REQUIRED ACTION: Return each line below holding the string "aplicadas".

TASK DATA:

..............................

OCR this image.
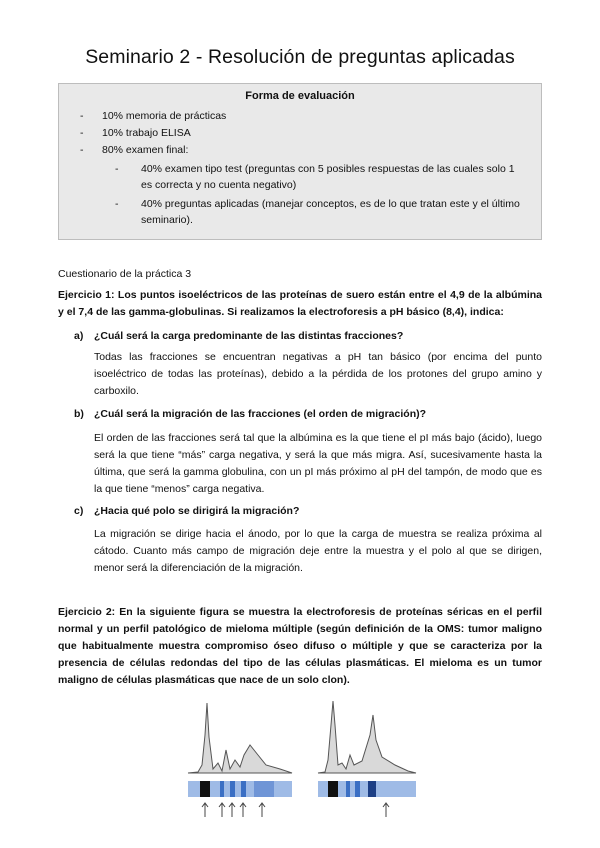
Seminario 2 - Resolución de preguntas aplicadas
Forma de evaluación
- 10% memoria de prácticas
- 10% trabajo ELISA
- 80% examen final:
- 40% examen tipo test (preguntas con 5 posibles respuestas de las cuales solo 1 es correcta y no cuenta negativo)
- 40% preguntas aplicadas (manejar conceptos, es de lo que tratan este y el último seminario).
Cuestionario de la práctica 3
Ejercicio 1: Los puntos isoeléctricos de las proteínas de suero están entre el 4,9 de la albúmina y el 7,4 de las gamma-globulinas. Si realizamos la electroforesis a pH básico (8,4), indica:
a) ¿Cuál será la carga predominante de las distintas fracciones?
Todas las fracciones se encuentran negativas a pH tan básico (por encima del punto isoeléctrico de todas las proteínas), debido a la pérdida de los protones del grupo amino y carboxilo.
b) ¿Cuál será la migración de las fracciones (el orden de migración)?
El orden de las fracciones será tal que la albúmina es la que tiene el pI más bajo (ácido), luego será la que tiene “más” carga negativa, y será la que más migra. Así, sucesivamente hasta la última, que será la gamma globulina, con un pI más próximo al pH del tampón, de modo que es la que tiene “menos” carga negativa.
c) ¿Hacia qué polo se dirigirá la migración?
La migración se dirige hacia el ánodo, por lo que la carga de muestra se realiza próxima al cátodo. Cuanto más campo de migración deje entre la muestra y el polo al que se dirigen, menor será la diferenciación de la migración.
Ejercicio 2: En la siguiente figura se muestra la electroforesis de proteínas séricas en el perfil normal y un perfil patológico de mieloma múltiple (según definición de la OMS: tumor maligno que habitualmente muestra compromiso óseo difuso o múltiple y que se caracteriza por la presencia de células redondas del tipo de las células plasmáticas. El mieloma es un tumor maligno de células plasmáticas que nace de un solo clon).
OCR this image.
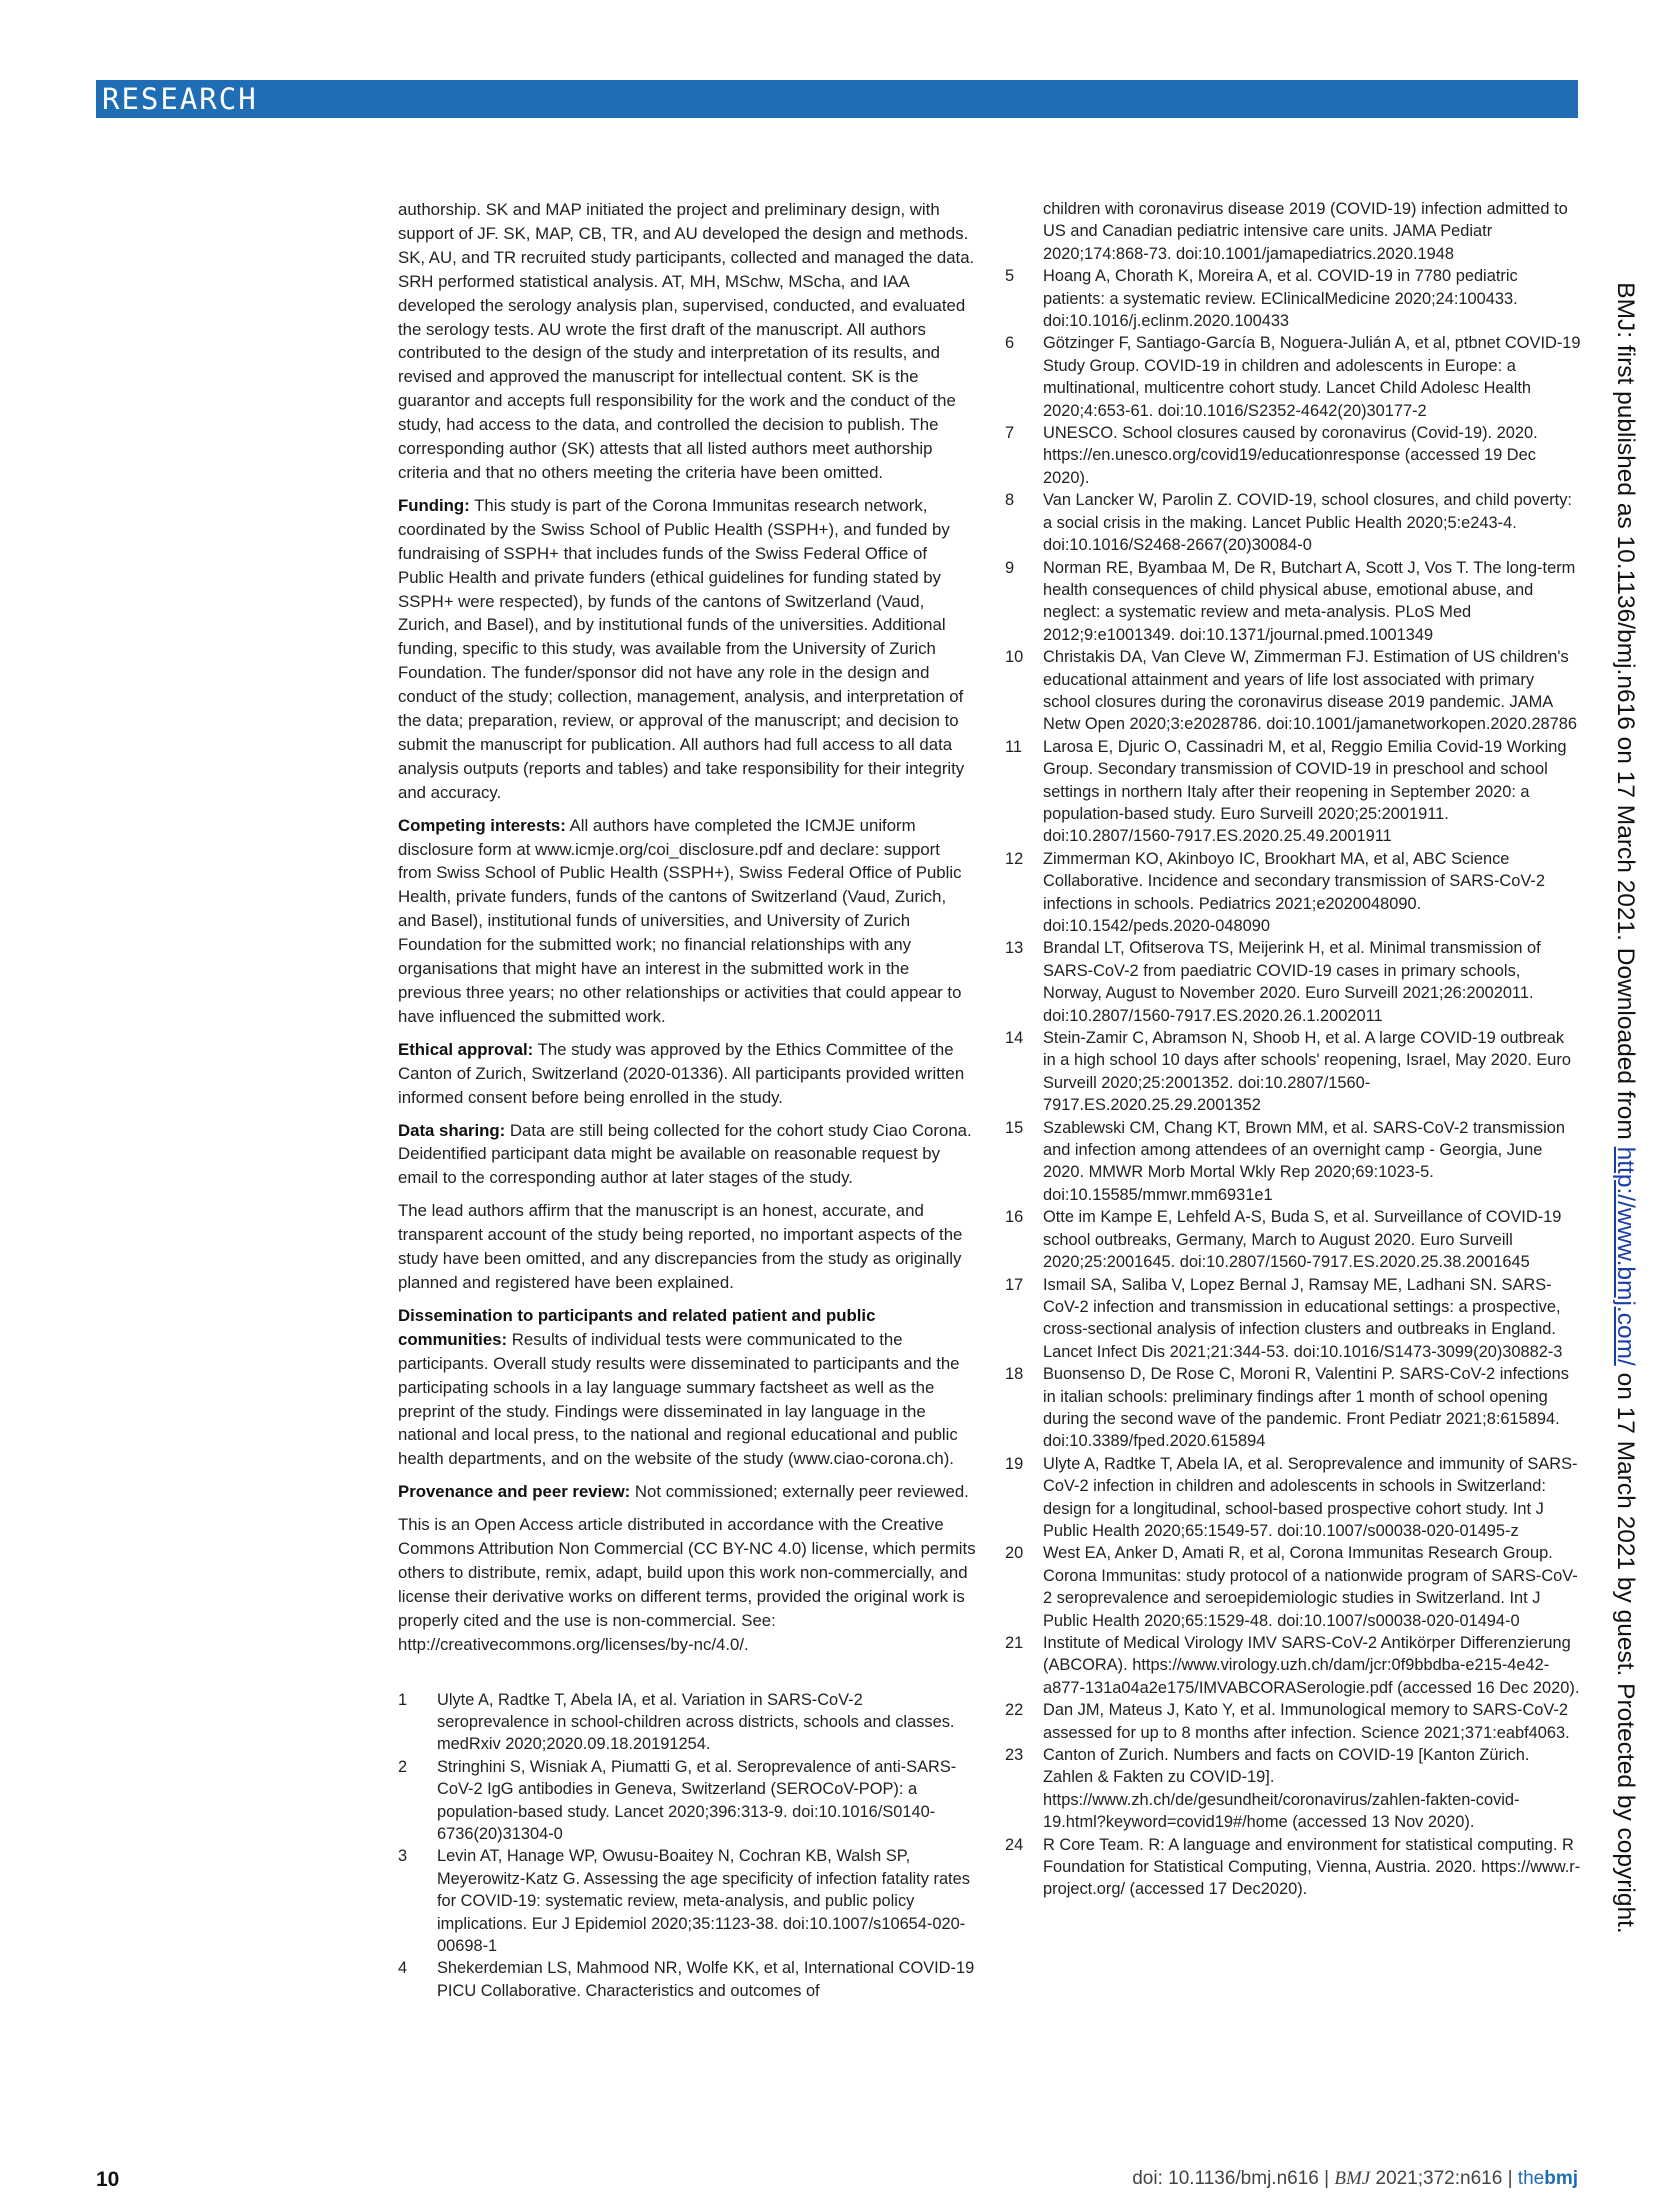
RESEARCH
BMJ: first published as 10.1136/bmj.n616 on 17 March 2021. Downloaded from http://www.bmj.com/ on 17 March 2021 by guest. Protected by copyright.

authorship. SK and MAP initiated the project and preliminary design, with support of JF. SK, MAP, CB, TR, and AU developed the design and methods. SK, AU, and TR recruited study participants, collected and managed the data. SRH performed statistical analysis. AT, MH, MSchw, MScha, and IAA developed the serology analysis plan, supervised, conducted, and evaluated the serology tests. AU wrote the first draft of the manuscript. All authors contributed to the design of the study and interpretation of its results, and revised and approved the manuscript for intellectual content. SK is the guarantor and accepts full responsibility for the work and the conduct of the study, had access to the data, and controlled the decision to publish. The corresponding author (SK) attests that all listed authors meet authorship criteria and that no others meeting the criteria have been omitted.

Funding: This study is part of the Corona Immunitas research network, coordinated by the Swiss School of Public Health (SSPH+), and funded by fundraising of SSPH+ that includes funds of the Swiss Federal Office of Public Health and private funders (ethical guidelines for funding stated by SSPH+ were respected), by funds of the cantons of Switzerland (Vaud, Zurich, and Basel), and by institutional funds of the universities. Additional funding, specific to this study, was available from the University of Zurich Foundation. The funder/sponsor did not have any role in the design and conduct of the study; collection, management, analysis, and interpretation of the data; preparation, review, or approval of the manuscript; and decision to submit the manuscript for publication. All authors had full access to all data analysis outputs (reports and tables) and take responsibility for their integrity and accuracy.

Competing interests: All authors have completed the ICMJE uniform disclosure form at www.icmje.org/coi_disclosure.pdf and declare: support from Swiss School of Public Health (SSPH+), Swiss Federal Office of Public Health, private funders, funds of the cantons of Switzerland (Vaud, Zurich, and Basel), institutional funds of universities, and University of Zurich Foundation for the submitted work; no financial relationships with any organisations that might have an interest in the submitted work in the previous three years; no other relationships or activities that could appear to have influenced the submitted work.

Ethical approval: The study was approved by the Ethics Committee of the Canton of Zurich, Switzerland (2020-01336). All participants provided written informed consent before being enrolled in the study.

Data sharing: Data are still being collected for the cohort study Ciao Corona. Deidentified participant data might be available on reasonable request by email to the corresponding author at later stages of the study.

The lead authors affirm that the manuscript is an honest, accurate, and transparent account of the study being reported, no important aspects of the study have been omitted, and any discrepancies from the study as originally planned and registered have been explained.

Dissemination to participants and related patient and public communities: Results of individual tests were communicated to the participants. Overall study results were disseminated to participants and the participating schools in a lay language summary factsheet as well as the preprint of the study. Findings were disseminated in lay language in the national and local press, to the national and regional educational and public health departments, and on the website of the study (www.ciao-corona.ch).

Provenance and peer review: Not commissioned; externally peer reviewed.

This is an Open Access article distributed in accordance with the Creative Commons Attribution Non Commercial (CC BY-NC 4.0) license, which permits others to distribute, remix, adapt, build upon this work non-commercially, and license their derivative works on different terms, provided the original work is properly cited and the use is non-commercial. See: http://creativecommons.org/licenses/by-nc/4.0/.

1 Ulyte A, Radtke T, Abela IA, et al. Variation in SARS-CoV-2 seroprevalence in school-children across districts, schools and classes. medRxiv 2020;2020.09.18.20191254.
2 Stringhini S, Wisniak A, Piumatti G, et al. Seroprevalence of anti-SARS-CoV-2 IgG antibodies in Geneva, Switzerland (SEROCoV-POP): a population-based study. Lancet 2020;396:313-9. doi:10.1016/S0140-6736(20)31304-0
3 Levin AT, Hanage WP, Owusu-Boaitey N, Cochran KB, Walsh SP, Meyerowitz-Katz G. Assessing the age specificity of infection fatality rates for COVID-19: systematic review, meta-analysis, and public policy implications. Eur J Epidemiol 2020;35:1123-38. doi:10.1007/s10654-020-00698-1
4 Shekerdemian LS, Mahmood NR, Wolfe KK, et al, International COVID-19 PICU Collaborative. Characteristics and outcomes of
children with coronavirus disease 2019 (COVID-19) infection admitted to US and Canadian pediatric intensive care units. JAMA Pediatr 2020;174:868-73. doi:10.1001/jamapediatrics.2020.1948
5 Hoang A, Chorath K, Moreira A, et al. COVID-19 in 7780 pediatric patients: a systematic review. EClinicalMedicine 2020;24:100433. doi:10.1016/j.eclinm.2020.100433
6 Götzinger F, Santiago-García B, Noguera-Julián A, et al, ptbnet COVID-19 Study Group. COVID-19 in children and adolescents in Europe: a multinational, multicentre cohort study. Lancet Child Adolesc Health 2020;4:653-61. doi:10.1016/S2352-4642(20)30177-2
7 UNESCO. School closures caused by coronavirus (Covid-19). 2020. https://en.unesco.org/covid19/educationresponse (accessed 19 Dec 2020).
8 Van Lancker W, Parolin Z. COVID-19, school closures, and child poverty: a social crisis in the making. Lancet Public Health 2020;5:e243-4. doi:10.1016/S2468-2667(20)30084-0
9 Norman RE, Byambaa M, De R, Butchart A, Scott J, Vos T. The long-term health consequences of child physical abuse, emotional abuse, and neglect: a systematic review and meta-analysis. PLoS Med 2012;9:e1001349. doi:10.1371/journal.pmed.1001349
10 Christakis DA, Van Cleve W, Zimmerman FJ. Estimation of US children's educational attainment and years of life lost associated with primary school closures during the coronavirus disease 2019 pandemic. JAMA Netw Open 2020;3:e2028786. doi:10.1001/jamanetworkopen.2020.28786
11 Larosa E, Djuric O, Cassinadri M, et al, Reggio Emilia Covid-19 Working Group. Secondary transmission of COVID-19 in preschool and school settings in northern Italy after their reopening in September 2020: a population-based study. Euro Surveill 2020;25:2001911. doi:10.2807/1560-7917.ES.2020.25.49.2001911
12 Zimmerman KO, Akinboyo IC, Brookhart MA, et al, ABC Science Collaborative. Incidence and secondary transmission of SARS-CoV-2 infections in schools. Pediatrics 2021;e2020048090. doi:10.1542/peds.2020-048090
13 Brandal LT, Ofitserova TS, Meijerink H, et al. Minimal transmission of SARS-CoV-2 from paediatric COVID-19 cases in primary schools, Norway, August to November 2020. Euro Surveill 2021;26:2002011. doi:10.2807/1560-7917.ES.2020.26.1.2002011
14 Stein-Zamir C, Abramson N, Shoob H, et al. A large COVID-19 outbreak in a high school 10 days after schools' reopening, Israel, May 2020. Euro Surveill 2020;25:2001352. doi:10.2807/1560-7917.ES.2020.25.29.2001352
15 Szablewski CM, Chang KT, Brown MM, et al. SARS-CoV-2 transmission and infection among attendees of an overnight camp - Georgia, June 2020. MMWR Morb Mortal Wkly Rep 2020;69:1023-5. doi:10.15585/mmwr.mm6931e1
16 Otte im Kampe E, Lehfeld A-S, Buda S, et al. Surveillance of COVID-19 school outbreaks, Germany, March to August 2020. Euro Surveill 2020;25:2001645. doi:10.2807/1560-7917.ES.2020.25.38.2001645
17 Ismail SA, Saliba V, Lopez Bernal J, Ramsay ME, Ladhani SN. SARS-CoV-2 infection and transmission in educational settings: a prospective, cross-sectional analysis of infection clusters and outbreaks in England. Lancet Infect Dis 2021;21:344-53. doi:10.1016/S1473-3099(20)30882-3
18 Buonsenso D, De Rose C, Moroni R, Valentini P. SARS-CoV-2 infections in italian schools: preliminary findings after 1 month of school opening during the second wave of the pandemic. Front Pediatr 2021;8:615894. doi:10.3389/fped.2020.615894
19 Ulyte A, Radtke T, Abela IA, et al. Seroprevalence and immunity of SARS-CoV-2 infection in children and adolescents in schools in Switzerland: design for a longitudinal, school-based prospective cohort study. Int J Public Health 2020;65:1549-57. doi:10.1007/s00038-020-01495-z
20 West EA, Anker D, Amati R, et al, Corona Immunitas Research Group. Corona Immunitas: study protocol of a nationwide program of SARS-CoV-2 seroprevalence and seroepidemiologic studies in Switzerland. Int J Public Health 2020;65:1529-48. doi:10.1007/s00038-020-01494-0
21 Institute of Medical Virology IMV SARS-CoV-2 Antikörper Differenzierung (ABCORA). https://www.virology.uzh.ch/dam/jcr:0f9bbdba-e215-4e42-a877-131a04a2e175/IMVABCORASerologie.pdf (accessed 16 Dec 2020).
22 Dan JM, Mateus J, Kato Y, et al. Immunological memory to SARS-CoV-2 assessed for up to 8 months after infection. Science 2021;371:eabf4063.
23 Canton of Zurich. Numbers and facts on COVID-19 [Kanton Zürich. Zahlen & Fakten zu COVID-19]. https://www.zh.ch/de/gesundheit/coronavirus/zahlen-fakten-covid-19.html?keyword=covid19#/home (accessed 13 Nov 2020).
24 R Core Team. R: A language and environment for statistical computing. R Foundation for Statistical Computing, Vienna, Austria. 2020. https://www.r-project.org/ (accessed 17 Dec2020).
10	doi: 10.1136/bmj.n616 | BMJ 2021;372:n616 | thebmj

..............................

OUTPUT BELOW:
Seminario 2 - Resolución de preguntas aplicadas
- 40% preguntas aplicadas (manejar conceptos, es de lo que tratan este y el último seminario).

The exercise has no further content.